• _Work required_:
Render the material again word for word, skipping the pictures in it.

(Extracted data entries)
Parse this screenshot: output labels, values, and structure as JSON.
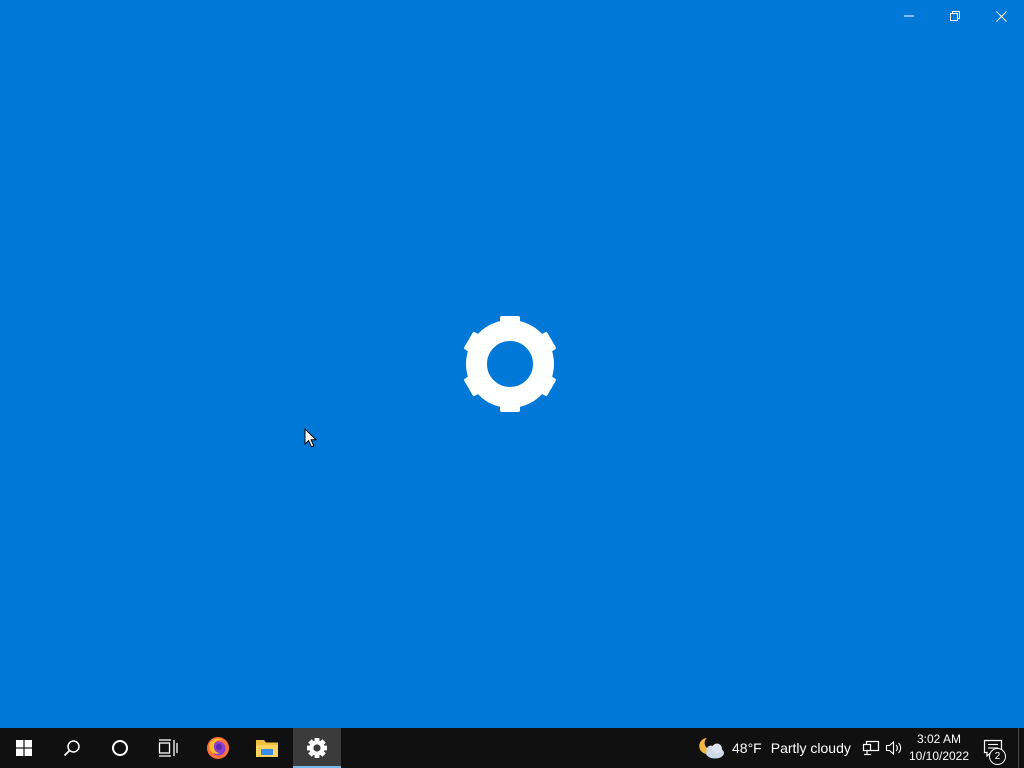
{
  "window": {
    "minimize_label": "Minimize",
    "restore_label": "Restore Down",
    "close_label": "Close"
  },
  "splash": {
    "background": "#0078d7",
    "icon": "gear-icon"
  },
  "taskbar": {
    "apps": [
      {
        "name": "Start",
        "icon": "windows-logo-icon"
      },
      {
        "name": "Search",
        "icon": "search-icon"
      },
      {
        "name": "Cortana",
        "icon": "cortana-circle-icon"
      },
      {
        "name": "Task View",
        "icon": "task-view-icon"
      },
      {
        "name": "Firefox",
        "icon": "firefox-icon"
      },
      {
        "name": "File Explorer",
        "icon": "folder-icon"
      },
      {
        "name": "Settings",
        "icon": "gear-icon",
        "active": true
      }
    ],
    "weather": {
      "temperature": "48°F",
      "condition": "Partly cloudy",
      "icon": "moon-cloud-icon"
    },
    "tray": {
      "network_icon": "network-icon",
      "volume_icon": "volume-icon"
    },
    "clock": {
      "time": "3:02 AM",
      "date": "10/10/2022"
    },
    "notifications": {
      "count": "2",
      "icon": "action-center-icon"
    }
  },
  "colors": {
    "accent": "#0078d7",
    "taskbar": "#101010",
    "active_underline": "#76b9ed"
  }
}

• _Answer to this exercise_:
Parse this screenshot: output labels, values, and structure as JSON.
{
  "window": {
    "minimize_label": "Minimize",
    "restore_label": "Restore Down",
    "close_label": "Close"
  },
  "splash": {
    "background": "#0078d7",
    "icon": "gear-icon"
  },
  "taskbar": {
    "apps": [
      {
        "name": "Start",
        "icon": "windows-logo-icon"
      },
      {
        "name": "Search",
        "icon": "search-icon"
      },
      {
        "name": "Cortana",
        "icon": "cortana-circle-icon"
      },
      {
        "name": "Task View",
        "icon": "task-view-icon"
      },
      {
        "name": "Firefox",
        "icon": "firefox-icon"
      },
      {
        "name": "File Explorer",
        "icon": "folder-icon"
      },
      {
        "name": "Settings",
        "icon": "gear-icon",
        "active": true
      }
    ],
    "weather": {
      "temperature": "48°F",
      "condition": "Partly cloudy",
      "icon": "moon-cloud-icon"
    },
    "tray": {
      "network_icon": "network-icon",
      "volume_icon": "volume-icon"
    },
    "clock": {
      "time": "3:02 AM",
      "date": "10/10/2022"
    },
    "notifications": {
      "count": "2",
      "icon": "action-center-icon"
    }
  },
  "colors": {
    "accent": "#0078d7",
    "taskbar": "#101010",
    "active_underline": "#76b9ed"
  }
}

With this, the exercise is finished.